## Start ENTRIES SHOWN
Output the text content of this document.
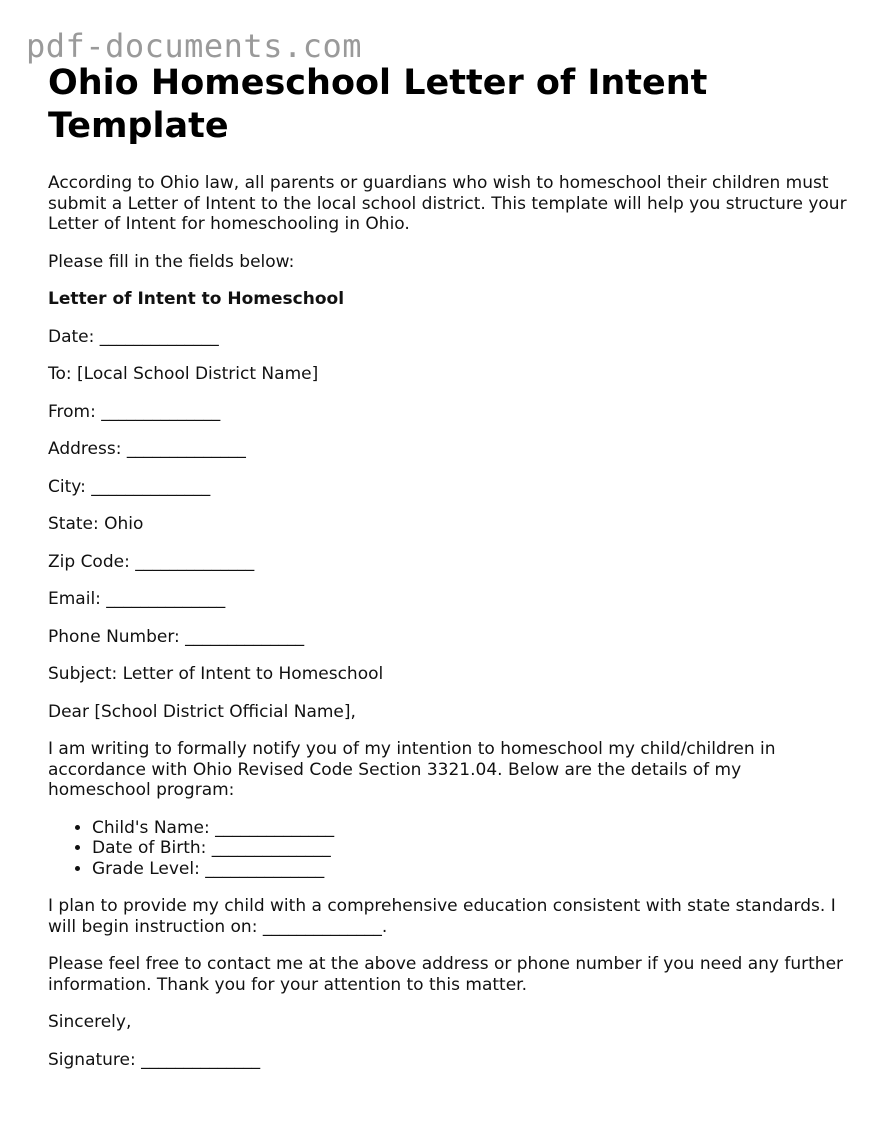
pdf-documents.com
Ohio Homeschool Letter of Intent Template

According to Ohio law, all parents or guardians who wish to homeschool their children must submit a Letter of Intent to the local school district. This template will help you structure your Letter of Intent for homeschooling in Ohio.

Please fill in the fields below:

Letter of Intent to Homeschool

Date: ______________

To: [Local School District Name]

From: ______________

Address: ______________

City: ______________

State: Ohio

Zip Code: ______________

Email: ______________

Phone Number: ______________

Subject: Letter of Intent to Homeschool

Dear [School District Official Name],

I am writing to formally notify you of my intention to homeschool my child/children in accordance with Ohio Revised Code Section 3321.04. Below are the details of my homeschool program:

• Child's Name: ______________
• Date of Birth: ______________
• Grade Level: ______________

I plan to provide my child with a comprehensive education consistent with state standards. I will begin instruction on: ______________.

Please feel free to contact me at the above address or phone number if you need any further information. Thank you for your attention to this matter.

Sincerely,

Signature: ______________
## End ENTRIES SHOWN
> _TASK GOAL_: Set down every entry word for word, but omit the pictures.

> _WORKED ANSWER_:
Output the text content of this document.
pdf-documents.com
Ohio Homeschool Letter of Intent Template

According to Ohio law, all parents or guardians who wish to homeschool their children must submit a Letter of Intent to the local school district. This template will help you structure your Letter of Intent for homeschooling in Ohio.

Please fill in the fields below:

Letter of Intent to Homeschool

Date: ______________

To: [Local School District Name]

From: ______________

Address: ______________

City: ______________

State: Ohio

Zip Code: ______________

Email: ______________

Phone Number: ______________

Subject: Letter of Intent to Homeschool

Dear [School District Official Name],

I am writing to formally notify you of my intention to homeschool my child/children in accordance with Ohio Revised Code Section 3321.04. Below are the details of my homeschool program:

• Child's Name: ______________
• Date of Birth: ______________
• Grade Level: ______________

I plan to provide my child with a comprehensive education consistent with state standards. I will begin instruction on: ______________.

Please feel free to contact me at the above address or phone number if you need any further information. Thank you for your attention to this matter.

Sincerely,

Signature: ______________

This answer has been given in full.